> SET TASK
Transcribe the entries below exactly; leave every image out.

Items listed in a dataset
-- -- --
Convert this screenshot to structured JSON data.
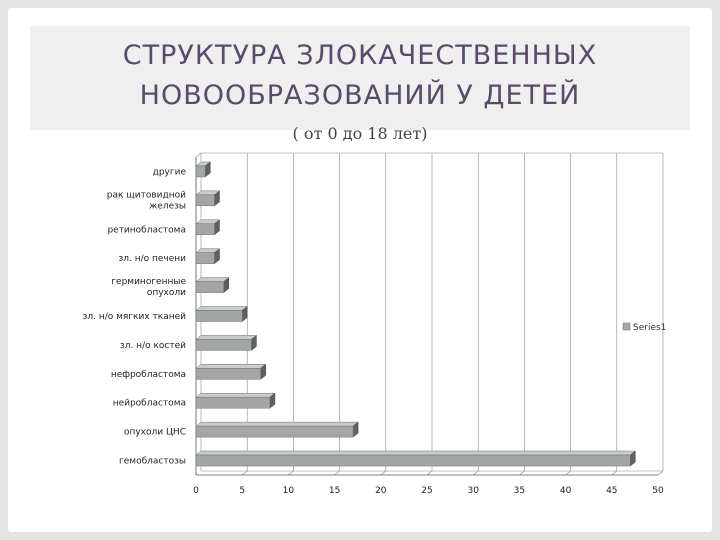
{
  "slide": {
    "title_line1": "Структура злокачественных",
    "title_line2": "новообразований   у детей",
    "subtitle": "( от 0 до 18 лет)"
  },
  "chart_data": {
    "type": "bar",
    "orientation": "horizontal",
    "categories": [
      "другие",
      "рак щитовидной железы",
      "ретинобластома",
      "зл. н/о печени",
      "герминогенные опухоли",
      "зл. н/о мягких тканей",
      "зл. н/о костей",
      "нефробластома",
      "нейробластома",
      "опухоли ЦНС",
      "гемобластозы"
    ],
    "series": [
      {
        "name": "Series1",
        "values": [
          1,
          2,
          2,
          2,
          3,
          5,
          6,
          7,
          8,
          17,
          47
        ]
      }
    ],
    "xlim": [
      0,
      50
    ],
    "xticks": [
      0,
      5,
      10,
      15,
      20,
      25,
      30,
      35,
      40,
      45,
      50
    ],
    "grid": true,
    "legend": "right",
    "colors": {
      "bar_front": "#a3a7a3",
      "bar_top": "#c9ccc9",
      "bar_side": "#5e625e",
      "grid": "#8a8a8a"
    }
  }
}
-- -- --
> ANSWER BELOW
Convert this screenshot to structured JSON data.
{
  "slide": {
    "title_line1": "Структура злокачественных",
    "title_line2": "новообразований   у детей",
    "subtitle": "( от 0 до 18 лет)"
  },
  "chart_data": {
    "type": "bar",
    "orientation": "horizontal",
    "categories": [
      "другие",
      "рак щитовидной железы",
      "ретинобластома",
      "зл. н/о печени",
      "герминогенные опухоли",
      "зл. н/о мягких тканей",
      "зл. н/о костей",
      "нефробластома",
      "нейробластома",
      "опухоли ЦНС",
      "гемобластозы"
    ],
    "series": [
      {
        "name": "Series1",
        "values": [
          1,
          2,
          2,
          2,
          3,
          5,
          6,
          7,
          8,
          17,
          47
        ]
      }
    ],
    "xlim": [
      0,
      50
    ],
    "xticks": [
      0,
      5,
      10,
      15,
      20,
      25,
      30,
      35,
      40,
      45,
      50
    ],
    "grid": true,
    "legend": "right",
    "colors": {
      "bar_front": "#a3a7a3",
      "bar_top": "#c9ccc9",
      "bar_side": "#5e625e",
      "grid": "#8a8a8a"
    }
  }
}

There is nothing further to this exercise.